**Requirements**
In the entries below, count the lines holding "pointe". Reply with the number only.

**Provided material**
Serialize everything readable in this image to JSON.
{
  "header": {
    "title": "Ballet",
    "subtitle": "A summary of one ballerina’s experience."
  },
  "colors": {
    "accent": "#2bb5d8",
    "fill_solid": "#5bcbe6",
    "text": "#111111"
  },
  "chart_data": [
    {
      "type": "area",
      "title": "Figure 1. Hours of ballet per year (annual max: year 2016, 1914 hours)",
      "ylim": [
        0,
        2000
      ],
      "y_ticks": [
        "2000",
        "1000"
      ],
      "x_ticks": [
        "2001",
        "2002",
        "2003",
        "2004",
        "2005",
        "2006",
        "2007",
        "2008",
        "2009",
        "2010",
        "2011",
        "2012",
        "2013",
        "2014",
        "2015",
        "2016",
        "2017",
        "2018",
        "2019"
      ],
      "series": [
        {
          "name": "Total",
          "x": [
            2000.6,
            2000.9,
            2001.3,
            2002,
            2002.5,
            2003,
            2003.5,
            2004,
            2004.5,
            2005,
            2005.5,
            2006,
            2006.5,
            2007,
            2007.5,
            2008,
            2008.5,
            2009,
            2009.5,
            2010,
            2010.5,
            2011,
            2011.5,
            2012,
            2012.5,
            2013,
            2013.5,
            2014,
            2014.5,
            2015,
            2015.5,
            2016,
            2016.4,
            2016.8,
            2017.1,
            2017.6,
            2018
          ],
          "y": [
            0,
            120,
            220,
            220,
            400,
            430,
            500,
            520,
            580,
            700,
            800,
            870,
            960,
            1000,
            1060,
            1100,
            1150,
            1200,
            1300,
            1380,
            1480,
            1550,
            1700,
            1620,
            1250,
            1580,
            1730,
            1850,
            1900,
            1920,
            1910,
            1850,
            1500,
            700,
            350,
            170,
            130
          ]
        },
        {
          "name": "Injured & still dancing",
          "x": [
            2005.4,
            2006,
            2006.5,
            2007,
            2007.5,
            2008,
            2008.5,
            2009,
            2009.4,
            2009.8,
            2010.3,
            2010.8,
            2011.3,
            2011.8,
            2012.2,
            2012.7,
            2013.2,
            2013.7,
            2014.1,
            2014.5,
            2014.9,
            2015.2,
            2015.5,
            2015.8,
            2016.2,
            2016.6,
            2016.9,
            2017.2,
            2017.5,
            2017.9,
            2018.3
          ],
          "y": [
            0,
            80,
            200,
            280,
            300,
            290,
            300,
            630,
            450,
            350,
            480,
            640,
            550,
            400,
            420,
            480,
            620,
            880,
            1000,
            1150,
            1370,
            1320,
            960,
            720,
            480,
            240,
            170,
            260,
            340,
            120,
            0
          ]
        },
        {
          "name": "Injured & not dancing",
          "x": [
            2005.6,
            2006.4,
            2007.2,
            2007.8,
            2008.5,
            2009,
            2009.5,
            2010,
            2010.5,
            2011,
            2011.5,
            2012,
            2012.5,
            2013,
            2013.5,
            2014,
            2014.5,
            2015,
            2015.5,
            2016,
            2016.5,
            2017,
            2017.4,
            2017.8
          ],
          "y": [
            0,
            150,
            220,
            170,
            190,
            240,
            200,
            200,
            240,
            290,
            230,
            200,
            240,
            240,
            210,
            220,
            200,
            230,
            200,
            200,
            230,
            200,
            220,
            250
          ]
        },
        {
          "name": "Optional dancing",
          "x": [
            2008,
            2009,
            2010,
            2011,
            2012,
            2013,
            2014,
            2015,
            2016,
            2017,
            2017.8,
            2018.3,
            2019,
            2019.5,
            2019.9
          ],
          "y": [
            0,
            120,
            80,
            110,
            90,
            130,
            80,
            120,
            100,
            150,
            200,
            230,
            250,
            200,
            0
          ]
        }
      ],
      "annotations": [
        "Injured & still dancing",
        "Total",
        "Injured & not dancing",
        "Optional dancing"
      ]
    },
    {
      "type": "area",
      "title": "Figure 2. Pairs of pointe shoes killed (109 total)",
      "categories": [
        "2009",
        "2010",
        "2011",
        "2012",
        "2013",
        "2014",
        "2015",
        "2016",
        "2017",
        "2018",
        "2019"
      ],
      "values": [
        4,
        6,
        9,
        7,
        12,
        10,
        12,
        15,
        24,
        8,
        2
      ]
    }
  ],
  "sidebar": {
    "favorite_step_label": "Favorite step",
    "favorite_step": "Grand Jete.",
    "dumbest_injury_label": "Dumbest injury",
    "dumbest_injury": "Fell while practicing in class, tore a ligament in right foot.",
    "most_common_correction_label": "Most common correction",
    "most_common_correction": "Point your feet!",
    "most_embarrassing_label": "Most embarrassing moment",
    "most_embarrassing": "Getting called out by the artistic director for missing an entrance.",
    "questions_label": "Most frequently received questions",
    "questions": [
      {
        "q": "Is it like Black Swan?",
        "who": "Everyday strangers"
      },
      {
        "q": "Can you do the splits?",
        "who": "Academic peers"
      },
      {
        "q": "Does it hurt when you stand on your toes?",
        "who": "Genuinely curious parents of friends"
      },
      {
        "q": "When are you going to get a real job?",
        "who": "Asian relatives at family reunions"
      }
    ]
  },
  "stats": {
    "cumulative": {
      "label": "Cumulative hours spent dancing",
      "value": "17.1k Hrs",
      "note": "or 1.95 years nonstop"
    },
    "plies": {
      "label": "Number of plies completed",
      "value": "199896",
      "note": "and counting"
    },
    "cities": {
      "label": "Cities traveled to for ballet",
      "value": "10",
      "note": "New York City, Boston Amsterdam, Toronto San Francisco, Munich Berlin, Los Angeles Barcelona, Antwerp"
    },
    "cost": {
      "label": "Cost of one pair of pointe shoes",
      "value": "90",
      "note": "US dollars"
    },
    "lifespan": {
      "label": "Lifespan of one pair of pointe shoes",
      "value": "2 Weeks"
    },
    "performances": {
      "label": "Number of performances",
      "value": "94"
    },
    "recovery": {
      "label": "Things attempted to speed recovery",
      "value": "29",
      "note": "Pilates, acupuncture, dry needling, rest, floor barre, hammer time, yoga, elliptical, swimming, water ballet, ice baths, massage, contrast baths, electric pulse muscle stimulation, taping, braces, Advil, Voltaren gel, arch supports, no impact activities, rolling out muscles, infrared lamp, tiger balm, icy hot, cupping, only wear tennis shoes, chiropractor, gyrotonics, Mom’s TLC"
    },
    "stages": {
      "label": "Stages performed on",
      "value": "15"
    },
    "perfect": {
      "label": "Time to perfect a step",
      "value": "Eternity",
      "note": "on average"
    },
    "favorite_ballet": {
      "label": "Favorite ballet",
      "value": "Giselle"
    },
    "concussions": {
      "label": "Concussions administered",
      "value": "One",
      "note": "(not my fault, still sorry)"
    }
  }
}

**Final result**
3